__Exercise requirements__: Write out the records word for word, with no pictures.

Chart and figure data
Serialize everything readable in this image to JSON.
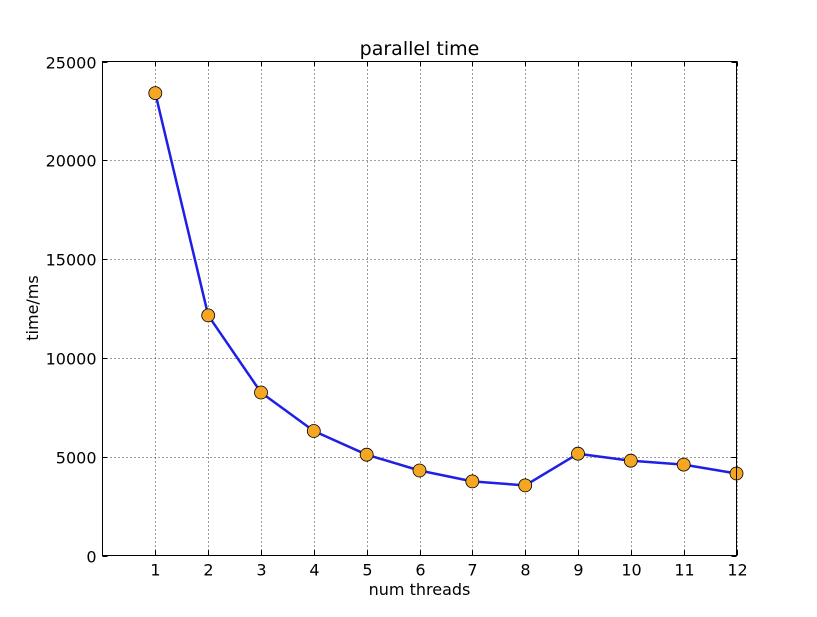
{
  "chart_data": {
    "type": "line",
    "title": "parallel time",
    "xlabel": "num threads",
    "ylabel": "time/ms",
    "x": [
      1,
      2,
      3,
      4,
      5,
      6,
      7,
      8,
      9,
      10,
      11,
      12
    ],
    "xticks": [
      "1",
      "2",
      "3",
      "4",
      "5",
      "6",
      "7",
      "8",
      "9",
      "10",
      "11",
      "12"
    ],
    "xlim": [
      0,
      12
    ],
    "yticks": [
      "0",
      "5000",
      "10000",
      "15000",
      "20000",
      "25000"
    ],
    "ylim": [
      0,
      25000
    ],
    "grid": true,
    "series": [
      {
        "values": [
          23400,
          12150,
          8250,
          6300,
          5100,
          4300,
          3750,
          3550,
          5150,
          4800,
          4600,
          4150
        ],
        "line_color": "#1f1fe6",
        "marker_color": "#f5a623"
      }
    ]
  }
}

__Exercise response__:
Serialize everything readable in this image to JSON.
{
  "chart_data": {
    "type": "line",
    "title": "parallel time",
    "xlabel": "num threads",
    "ylabel": "time/ms",
    "x": [
      1,
      2,
      3,
      4,
      5,
      6,
      7,
      8,
      9,
      10,
      11,
      12
    ],
    "xticks": [
      "1",
      "2",
      "3",
      "4",
      "5",
      "6",
      "7",
      "8",
      "9",
      "10",
      "11",
      "12"
    ],
    "xlim": [
      0,
      12
    ],
    "yticks": [
      "0",
      "5000",
      "10000",
      "15000",
      "20000",
      "25000"
    ],
    "ylim": [
      0,
      25000
    ],
    "grid": true,
    "series": [
      {
        "values": [
          23400,
          12150,
          8250,
          6300,
          5100,
          4300,
          3750,
          3550,
          5150,
          4800,
          4600,
          4150
        ],
        "line_color": "#1f1fe6",
        "marker_color": "#f5a623"
      }
    ]
  }
}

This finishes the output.